● **What you will do**: All of the records below need to be copied exactly.

______

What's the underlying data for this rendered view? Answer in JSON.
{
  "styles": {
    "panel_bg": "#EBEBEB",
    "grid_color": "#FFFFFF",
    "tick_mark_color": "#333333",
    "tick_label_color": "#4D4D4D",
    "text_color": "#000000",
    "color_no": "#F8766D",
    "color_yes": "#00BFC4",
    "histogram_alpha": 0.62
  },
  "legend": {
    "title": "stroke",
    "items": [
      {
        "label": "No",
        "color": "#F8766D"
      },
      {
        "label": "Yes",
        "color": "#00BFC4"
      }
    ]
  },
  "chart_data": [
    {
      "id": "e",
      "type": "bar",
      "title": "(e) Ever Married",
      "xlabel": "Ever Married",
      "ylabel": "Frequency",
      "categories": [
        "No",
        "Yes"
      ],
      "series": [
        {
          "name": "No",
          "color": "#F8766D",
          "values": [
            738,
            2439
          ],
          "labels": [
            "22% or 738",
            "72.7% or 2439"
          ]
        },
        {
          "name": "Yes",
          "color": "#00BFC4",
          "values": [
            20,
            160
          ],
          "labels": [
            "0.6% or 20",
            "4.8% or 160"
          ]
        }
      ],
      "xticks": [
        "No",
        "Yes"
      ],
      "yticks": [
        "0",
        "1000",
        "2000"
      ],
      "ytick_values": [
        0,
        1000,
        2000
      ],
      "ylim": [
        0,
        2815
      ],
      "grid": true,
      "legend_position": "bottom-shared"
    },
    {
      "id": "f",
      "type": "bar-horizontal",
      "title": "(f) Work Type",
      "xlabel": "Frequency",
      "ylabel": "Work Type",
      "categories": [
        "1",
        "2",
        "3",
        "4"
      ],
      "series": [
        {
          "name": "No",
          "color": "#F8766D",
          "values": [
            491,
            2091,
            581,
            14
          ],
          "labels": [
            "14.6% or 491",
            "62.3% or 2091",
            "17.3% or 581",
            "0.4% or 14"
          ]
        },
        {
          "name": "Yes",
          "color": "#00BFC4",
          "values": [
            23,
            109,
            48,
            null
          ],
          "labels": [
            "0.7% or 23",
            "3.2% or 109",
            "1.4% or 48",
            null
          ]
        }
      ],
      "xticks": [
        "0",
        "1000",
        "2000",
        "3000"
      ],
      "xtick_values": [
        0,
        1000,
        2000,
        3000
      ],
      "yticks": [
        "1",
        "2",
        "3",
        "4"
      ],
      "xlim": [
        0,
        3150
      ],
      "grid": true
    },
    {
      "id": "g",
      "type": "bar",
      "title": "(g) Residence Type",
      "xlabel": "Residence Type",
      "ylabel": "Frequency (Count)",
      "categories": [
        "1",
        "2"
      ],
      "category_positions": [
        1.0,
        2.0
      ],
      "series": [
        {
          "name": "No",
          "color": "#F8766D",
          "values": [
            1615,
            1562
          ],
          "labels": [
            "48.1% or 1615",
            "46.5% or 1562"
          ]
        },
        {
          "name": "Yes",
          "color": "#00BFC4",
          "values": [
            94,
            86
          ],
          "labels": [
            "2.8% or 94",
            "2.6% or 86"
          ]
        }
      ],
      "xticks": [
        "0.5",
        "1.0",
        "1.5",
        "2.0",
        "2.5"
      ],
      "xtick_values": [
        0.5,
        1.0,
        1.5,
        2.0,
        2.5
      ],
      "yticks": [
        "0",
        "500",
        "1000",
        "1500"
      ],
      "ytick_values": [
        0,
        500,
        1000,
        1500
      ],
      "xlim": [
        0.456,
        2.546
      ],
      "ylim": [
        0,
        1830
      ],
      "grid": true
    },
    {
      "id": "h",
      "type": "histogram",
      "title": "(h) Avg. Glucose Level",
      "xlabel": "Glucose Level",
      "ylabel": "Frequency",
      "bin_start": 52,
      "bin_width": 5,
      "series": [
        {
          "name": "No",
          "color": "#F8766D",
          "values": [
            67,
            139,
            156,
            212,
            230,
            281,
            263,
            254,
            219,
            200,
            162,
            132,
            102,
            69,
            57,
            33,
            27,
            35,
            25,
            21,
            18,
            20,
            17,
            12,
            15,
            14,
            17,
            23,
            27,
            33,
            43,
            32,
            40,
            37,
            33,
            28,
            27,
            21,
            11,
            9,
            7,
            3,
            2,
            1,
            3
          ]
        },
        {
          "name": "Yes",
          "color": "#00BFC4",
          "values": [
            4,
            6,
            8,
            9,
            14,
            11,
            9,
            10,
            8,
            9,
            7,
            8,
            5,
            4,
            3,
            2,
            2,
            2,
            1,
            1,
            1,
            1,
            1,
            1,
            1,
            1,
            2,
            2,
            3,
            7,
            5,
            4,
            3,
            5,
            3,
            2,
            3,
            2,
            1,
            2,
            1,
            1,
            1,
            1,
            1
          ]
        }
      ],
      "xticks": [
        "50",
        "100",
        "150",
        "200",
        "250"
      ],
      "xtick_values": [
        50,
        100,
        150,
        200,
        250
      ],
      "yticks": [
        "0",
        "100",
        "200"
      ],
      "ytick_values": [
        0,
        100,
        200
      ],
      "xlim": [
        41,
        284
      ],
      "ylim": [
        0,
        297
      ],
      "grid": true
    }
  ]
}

______

● **Answer below**:
What's the underlying data for this rendered view? Answer in JSON.
{
  "styles": {
    "panel_bg": "#EBEBEB",
    "grid_color": "#FFFFFF",
    "tick_mark_color": "#333333",
    "tick_label_color": "#4D4D4D",
    "text_color": "#000000",
    "color_no": "#F8766D",
    "color_yes": "#00BFC4",
    "histogram_alpha": 0.62
  },
  "legend": {
    "title": "stroke",
    "items": [
      {
        "label": "No",
        "color": "#F8766D"
      },
      {
        "label": "Yes",
        "color": "#00BFC4"
      }
    ]
  },
  "chart_data": [
    {
      "id": "e",
      "type": "bar",
      "title": "(e) Ever Married",
      "xlabel": "Ever Married",
      "ylabel": "Frequency",
      "categories": [
        "No",
        "Yes"
      ],
      "series": [
        {
          "name": "No",
          "color": "#F8766D",
          "values": [
            738,
            2439
          ],
          "labels": [
            "22% or 738",
            "72.7% or 2439"
          ]
        },
        {
          "name": "Yes",
          "color": "#00BFC4",
          "values": [
            20,
            160
          ],
          "labels": [
            "0.6% or 20",
            "4.8% or 160"
          ]
        }
      ],
      "xticks": [
        "No",
        "Yes"
      ],
      "yticks": [
        "0",
        "1000",
        "2000"
      ],
      "ytick_values": [
        0,
        1000,
        2000
      ],
      "ylim": [
        0,
        2815
      ],
      "grid": true,
      "legend_position": "bottom-shared"
    },
    {
      "id": "f",
      "type": "bar-horizontal",
      "title": "(f) Work Type",
      "xlabel": "Frequency",
      "ylabel": "Work Type",
      "categories": [
        "1",
        "2",
        "3",
        "4"
      ],
      "series": [
        {
          "name": "No",
          "color": "#F8766D",
          "values": [
            491,
            2091,
            581,
            14
          ],
          "labels": [
            "14.6% or 491",
            "62.3% or 2091",
            "17.3% or 581",
            "0.4% or 14"
          ]
        },
        {
          "name": "Yes",
          "color": "#00BFC4",
          "values": [
            23,
            109,
            48,
            null
          ],
          "labels": [
            "0.7% or 23",
            "3.2% or 109",
            "1.4% or 48",
            null
          ]
        }
      ],
      "xticks": [
        "0",
        "1000",
        "2000",
        "3000"
      ],
      "xtick_values": [
        0,
        1000,
        2000,
        3000
      ],
      "yticks": [
        "1",
        "2",
        "3",
        "4"
      ],
      "xlim": [
        0,
        3150
      ],
      "grid": true
    },
    {
      "id": "g",
      "type": "bar",
      "title": "(g) Residence Type",
      "xlabel": "Residence Type",
      "ylabel": "Frequency (Count)",
      "categories": [
        "1",
        "2"
      ],
      "category_positions": [
        1.0,
        2.0
      ],
      "series": [
        {
          "name": "No",
          "color": "#F8766D",
          "values": [
            1615,
            1562
          ],
          "labels": [
            "48.1% or 1615",
            "46.5% or 1562"
          ]
        },
        {
          "name": "Yes",
          "color": "#00BFC4",
          "values": [
            94,
            86
          ],
          "labels": [
            "2.8% or 94",
            "2.6% or 86"
          ]
        }
      ],
      "xticks": [
        "0.5",
        "1.0",
        "1.5",
        "2.0",
        "2.5"
      ],
      "xtick_values": [
        0.5,
        1.0,
        1.5,
        2.0,
        2.5
      ],
      "yticks": [
        "0",
        "500",
        "1000",
        "1500"
      ],
      "ytick_values": [
        0,
        500,
        1000,
        1500
      ],
      "xlim": [
        0.456,
        2.546
      ],
      "ylim": [
        0,
        1830
      ],
      "grid": true
    },
    {
      "id": "h",
      "type": "histogram",
      "title": "(h) Avg. Glucose Level",
      "xlabel": "Glucose Level",
      "ylabel": "Frequency",
      "bin_start": 52,
      "bin_width": 5,
      "series": [
        {
          "name": "No",
          "color": "#F8766D",
          "values": [
            67,
            139,
            156,
            212,
            230,
            281,
            263,
            254,
            219,
            200,
            162,
            132,
            102,
            69,
            57,
            33,
            27,
            35,
            25,
            21,
            18,
            20,
            17,
            12,
            15,
            14,
            17,
            23,
            27,
            33,
            43,
            32,
            40,
            37,
            33,
            28,
            27,
            21,
            11,
            9,
            7,
            3,
            2,
            1,
            3
          ]
        },
        {
          "name": "Yes",
          "color": "#00BFC4",
          "values": [
            4,
            6,
            8,
            9,
            14,
            11,
            9,
            10,
            8,
            9,
            7,
            8,
            5,
            4,
            3,
            2,
            2,
            2,
            1,
            1,
            1,
            1,
            1,
            1,
            1,
            1,
            2,
            2,
            3,
            7,
            5,
            4,
            3,
            5,
            3,
            2,
            3,
            2,
            1,
            2,
            1,
            1,
            1,
            1,
            1
          ]
        }
      ],
      "xticks": [
        "50",
        "100",
        "150",
        "200",
        "250"
      ],
      "xtick_values": [
        50,
        100,
        150,
        200,
        250
      ],
      "yticks": [
        "0",
        "100",
        "200"
      ],
      "ytick_values": [
        0,
        100,
        200
      ],
      "xlim": [
        41,
        284
      ],
      "ylim": [
        0,
        297
      ],
      "grid": true
    }
  ]
}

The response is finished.